GIVEN DATA:
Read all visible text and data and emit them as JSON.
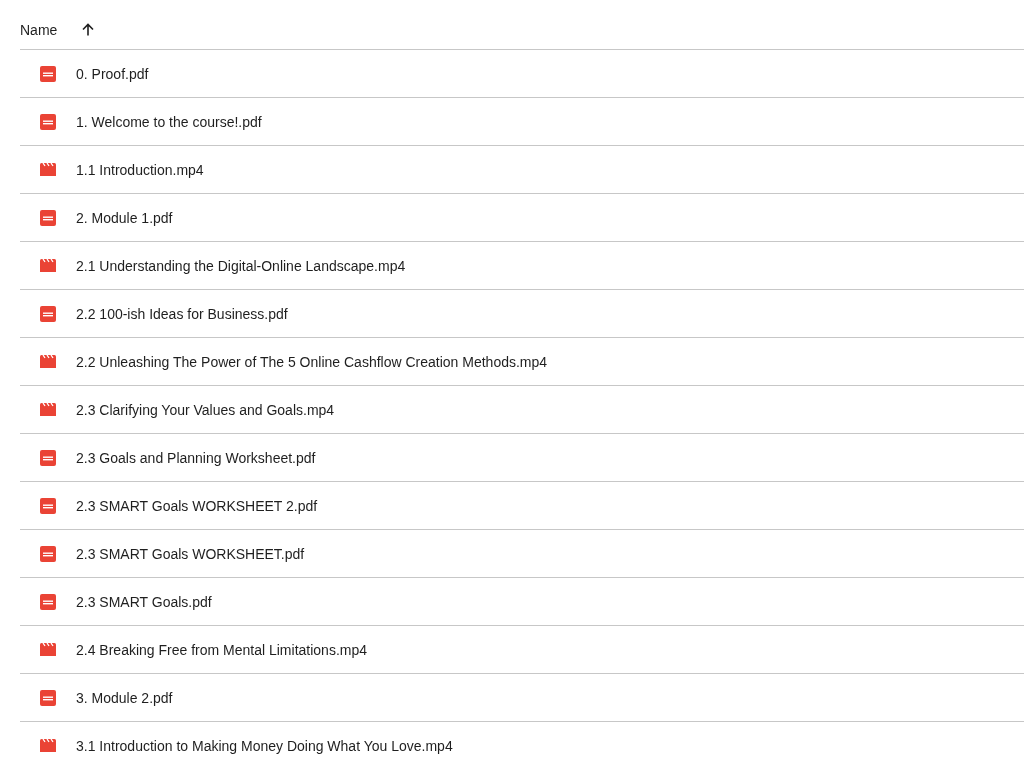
{
  "header": {
    "label": "Name",
    "ascending": true
  },
  "files": [
    {
      "name": "0. Proof.pdf",
      "kind": "pdf"
    },
    {
      "name": "1. Welcome to the course!.pdf",
      "kind": "pdf"
    },
    {
      "name": "1.1 Introduction.mp4",
      "kind": "video"
    },
    {
      "name": "2. Module 1.pdf",
      "kind": "pdf"
    },
    {
      "name": "2.1 Understanding the Digital-Online Landscape.mp4",
      "kind": "video"
    },
    {
      "name": "2.2 100-ish Ideas for Business.pdf",
      "kind": "pdf"
    },
    {
      "name": "2.2 Unleashing The Power of The 5 Online Cashflow Creation Methods.mp4",
      "kind": "video"
    },
    {
      "name": "2.3 Clarifying Your Values and Goals.mp4",
      "kind": "video"
    },
    {
      "name": "2.3 Goals and Planning Worksheet.pdf",
      "kind": "pdf"
    },
    {
      "name": "2.3 SMART Goals WORKSHEET 2.pdf",
      "kind": "pdf"
    },
    {
      "name": "2.3 SMART Goals WORKSHEET.pdf",
      "kind": "pdf"
    },
    {
      "name": "2.3 SMART Goals.pdf",
      "kind": "pdf"
    },
    {
      "name": "2.4 Breaking Free from Mental Limitations.mp4",
      "kind": "video"
    },
    {
      "name": "3. Module 2.pdf",
      "kind": "pdf"
    },
    {
      "name": "3.1 Introduction to Making Money Doing What You Love.mp4",
      "kind": "video"
    }
  ]
}
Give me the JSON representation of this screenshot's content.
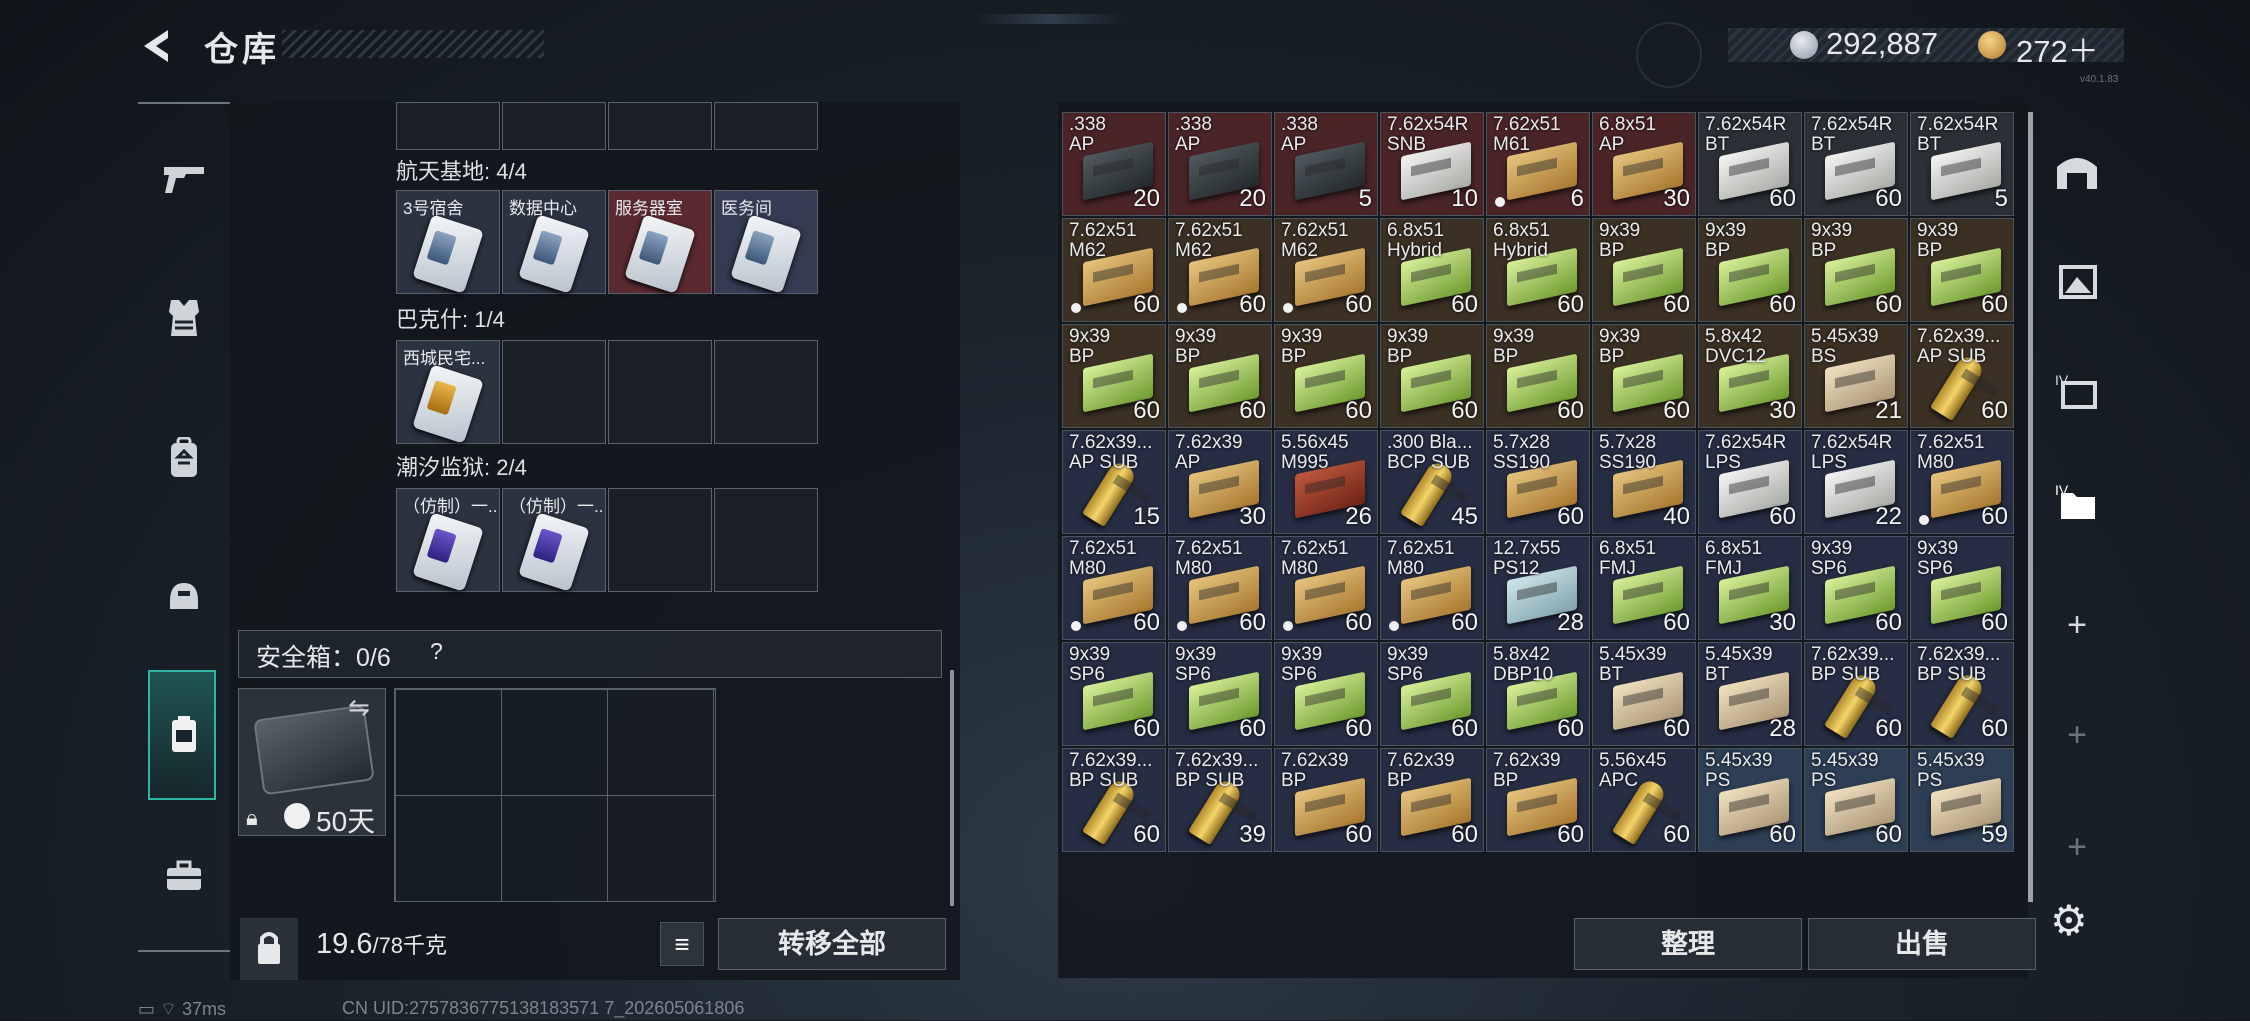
{
  "header": {
    "title": "仓库",
    "money": "292,887",
    "coins": "272＋",
    "version": "v40.1.83"
  },
  "nav_items": [
    "weapon",
    "armor",
    "backpack",
    "helmet",
    "safebox",
    "toolkit"
  ],
  "keycard_groups": [
    {
      "label": "航天基地: 4/4",
      "cards": [
        {
          "name": "3号宿舍",
          "tint": "card",
          "chip": ""
        },
        {
          "name": "数据中心",
          "tint": "card",
          "chip": ""
        },
        {
          "name": "服务器室",
          "tint": "red",
          "chip": ""
        },
        {
          "name": "医务间",
          "tint": "blue",
          "chip": ""
        }
      ]
    },
    {
      "label": "巴克什: 1/4",
      "cards": [
        {
          "name": "西城民宅...",
          "tint": "card",
          "chip": "gold"
        },
        {
          "name": "",
          "tint": "empty",
          "chip": "none"
        },
        {
          "name": "",
          "tint": "empty",
          "chip": "none"
        },
        {
          "name": "",
          "tint": "empty",
          "chip": "none"
        }
      ]
    },
    {
      "label": "潮汐监狱: 2/4",
      "cards": [
        {
          "name": "（仿制）一...",
          "tint": "card",
          "chip": "purple"
        },
        {
          "name": "（仿制）一...",
          "tint": "card",
          "chip": "purple"
        },
        {
          "name": "",
          "tint": "empty",
          "chip": "none"
        },
        {
          "name": "",
          "tint": "empty",
          "chip": "none"
        }
      ]
    }
  ],
  "safebox": {
    "label": "安全箱：0/6",
    "help": "?",
    "days": "50天"
  },
  "weight": {
    "current": "19.6",
    "max": "/78千克"
  },
  "buttons": {
    "transfer_all": "转移全部",
    "sort": "整理",
    "sell": "出售",
    "list": "≡"
  },
  "ammo_grid": [
    [
      {
        "c": ".338",
        "t": "AP",
        "n": "20",
        "bg": "red",
        "box": "dark"
      },
      {
        "c": ".338",
        "t": "AP",
        "n": "20",
        "bg": "red",
        "box": "dark"
      },
      {
        "c": ".338",
        "t": "AP",
        "n": "5",
        "bg": "red",
        "box": "dark"
      },
      {
        "c": "7.62x54R",
        "t": "SNB",
        "n": "10",
        "bg": "red",
        "box": "white"
      },
      {
        "c": "7.62x51",
        "t": "M61",
        "n": "6",
        "bg": "red",
        "box": "tan",
        "dot": true
      },
      {
        "c": "6.8x51",
        "t": "AP",
        "n": "30",
        "bg": "red",
        "box": "tan"
      },
      {
        "c": "7.62x54R",
        "t": "BT",
        "n": "60",
        "bg": "gray",
        "box": "white"
      },
      {
        "c": "7.62x54R",
        "t": "BT",
        "n": "60",
        "bg": "gray",
        "box": "white"
      },
      {
        "c": "7.62x54R",
        "t": "BT",
        "n": "5",
        "bg": "gray",
        "box": "white"
      }
    ],
    [
      {
        "c": "7.62x51",
        "t": "M62",
        "n": "60",
        "bg": "brown",
        "box": "tan",
        "dot": true
      },
      {
        "c": "7.62x51",
        "t": "M62",
        "n": "60",
        "bg": "brown",
        "box": "tan",
        "dot": true
      },
      {
        "c": "7.62x51",
        "t": "M62",
        "n": "60",
        "bg": "brown",
        "box": "tan",
        "dot": true
      },
      {
        "c": "6.8x51",
        "t": "Hybrid",
        "n": "60",
        "bg": "brown",
        "box": "green"
      },
      {
        "c": "6.8x51",
        "t": "Hybrid",
        "n": "60",
        "bg": "brown",
        "box": "green"
      },
      {
        "c": "9x39",
        "t": "BP",
        "n": "60",
        "bg": "brown",
        "box": "green"
      },
      {
        "c": "9x39",
        "t": "BP",
        "n": "60",
        "bg": "brown",
        "box": "green"
      },
      {
        "c": "9x39",
        "t": "BP",
        "n": "60",
        "bg": "brown",
        "box": "green"
      },
      {
        "c": "9x39",
        "t": "BP",
        "n": "60",
        "bg": "brown",
        "box": "green"
      }
    ],
    [
      {
        "c": "9x39",
        "t": "BP",
        "n": "60",
        "bg": "brown",
        "box": "green"
      },
      {
        "c": "9x39",
        "t": "BP",
        "n": "60",
        "bg": "brown",
        "box": "green"
      },
      {
        "c": "9x39",
        "t": "BP",
        "n": "60",
        "bg": "brown",
        "box": "green"
      },
      {
        "c": "9x39",
        "t": "BP",
        "n": "60",
        "bg": "brown",
        "box": "green"
      },
      {
        "c": "9x39",
        "t": "BP",
        "n": "60",
        "bg": "brown",
        "box": "green"
      },
      {
        "c": "9x39",
        "t": "BP",
        "n": "60",
        "bg": "brown",
        "box": "green"
      },
      {
        "c": "5.8x42",
        "t": "DVC12",
        "n": "30",
        "bg": "brown",
        "box": "green"
      },
      {
        "c": "5.45x39",
        "t": "BS",
        "n": "21",
        "bg": "brown",
        "box": "cream"
      },
      {
        "c": "7.62x39...",
        "t": "AP SUB",
        "n": "60",
        "bg": "brown",
        "box": "bullet"
      }
    ],
    [
      {
        "c": "7.62x39...",
        "t": "AP SUB",
        "n": "15",
        "bg": "navy",
        "box": "bullet"
      },
      {
        "c": "7.62x39",
        "t": "AP",
        "n": "30",
        "bg": "navy",
        "box": "tan"
      },
      {
        "c": "5.56x45",
        "t": "M995",
        "n": "26",
        "bg": "navy",
        "box": "redb"
      },
      {
        "c": ".300 Bla...",
        "t": "BCP SUB",
        "n": "45",
        "bg": "navy",
        "box": "bullet"
      },
      {
        "c": "5.7x28",
        "t": "SS190",
        "n": "60",
        "bg": "navy",
        "box": "tan"
      },
      {
        "c": "5.7x28",
        "t": "SS190",
        "n": "40",
        "bg": "navy",
        "box": "tan"
      },
      {
        "c": "7.62x54R",
        "t": "LPS",
        "n": "60",
        "bg": "navy",
        "box": "white"
      },
      {
        "c": "7.62x54R",
        "t": "LPS",
        "n": "22",
        "bg": "navy",
        "box": "white"
      },
      {
        "c": "7.62x51",
        "t": "M80",
        "n": "60",
        "bg": "navy",
        "box": "tan",
        "dot": true
      }
    ],
    [
      {
        "c": "7.62x51",
        "t": "M80",
        "n": "60",
        "bg": "navy",
        "box": "tan",
        "dot": true
      },
      {
        "c": "7.62x51",
        "t": "M80",
        "n": "60",
        "bg": "navy",
        "box": "tan",
        "dot": true
      },
      {
        "c": "7.62x51",
        "t": "M80",
        "n": "60",
        "bg": "navy",
        "box": "tan",
        "dot": true
      },
      {
        "c": "7.62x51",
        "t": "M80",
        "n": "60",
        "bg": "navy",
        "box": "tan",
        "dot": true
      },
      {
        "c": "12.7x55",
        "t": "PS12",
        "n": "28",
        "bg": "navy",
        "box": "teal"
      },
      {
        "c": "6.8x51",
        "t": "FMJ",
        "n": "60",
        "bg": "navy",
        "box": "green"
      },
      {
        "c": "6.8x51",
        "t": "FMJ",
        "n": "30",
        "bg": "navy",
        "box": "green"
      },
      {
        "c": "9x39",
        "t": "SP6",
        "n": "60",
        "bg": "navy",
        "box": "green"
      },
      {
        "c": "9x39",
        "t": "SP6",
        "n": "60",
        "bg": "navy",
        "box": "green"
      }
    ],
    [
      {
        "c": "9x39",
        "t": "SP6",
        "n": "60",
        "bg": "navy",
        "box": "green"
      },
      {
        "c": "9x39",
        "t": "SP6",
        "n": "60",
        "bg": "navy",
        "box": "green"
      },
      {
        "c": "9x39",
        "t": "SP6",
        "n": "60",
        "bg": "navy",
        "box": "green"
      },
      {
        "c": "9x39",
        "t": "SP6",
        "n": "60",
        "bg": "navy",
        "box": "green"
      },
      {
        "c": "5.8x42",
        "t": "DBP10",
        "n": "60",
        "bg": "navy",
        "box": "green"
      },
      {
        "c": "5.45x39",
        "t": "BT",
        "n": "60",
        "bg": "navy",
        "box": "cream"
      },
      {
        "c": "5.45x39",
        "t": "BT",
        "n": "28",
        "bg": "navy",
        "box": "cream"
      },
      {
        "c": "7.62x39...",
        "t": "BP SUB",
        "n": "60",
        "bg": "navy",
        "box": "bullet"
      },
      {
        "c": "7.62x39...",
        "t": "BP SUB",
        "n": "60",
        "bg": "navy",
        "box": "bullet"
      }
    ],
    [
      {
        "c": "7.62x39...",
        "t": "BP SUB",
        "n": "60",
        "bg": "navy",
        "box": "bullet"
      },
      {
        "c": "7.62x39...",
        "t": "BP SUB",
        "n": "39",
        "bg": "navy",
        "box": "bullet"
      },
      {
        "c": "7.62x39",
        "t": "BP",
        "n": "60",
        "bg": "navy",
        "box": "tan"
      },
      {
        "c": "7.62x39",
        "t": "BP",
        "n": "60",
        "bg": "navy",
        "box": "tan"
      },
      {
        "c": "7.62x39",
        "t": "BP",
        "n": "60",
        "bg": "navy",
        "box": "tan"
      },
      {
        "c": "5.56x45",
        "t": "APC",
        "n": "60",
        "bg": "navy",
        "box": "bullet"
      },
      {
        "c": "5.45x39",
        "t": "PS",
        "n": "60",
        "bg": "blue",
        "box": "cream"
      },
      {
        "c": "5.45x39",
        "t": "PS",
        "n": "60",
        "bg": "blue",
        "box": "cream"
      },
      {
        "c": "5.45x39",
        "t": "PS",
        "n": "59",
        "bg": "blue",
        "box": "cream"
      }
    ]
  ],
  "status": {
    "ping": "37ms",
    "uid": "CN UID:2757836775138183571 7_202605061806"
  }
}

YOUR OBJECTIVE:
Examine the listing and say how many of its lines contain the string "Online". Give the number alone.

EXPECTED OUTPUT:
2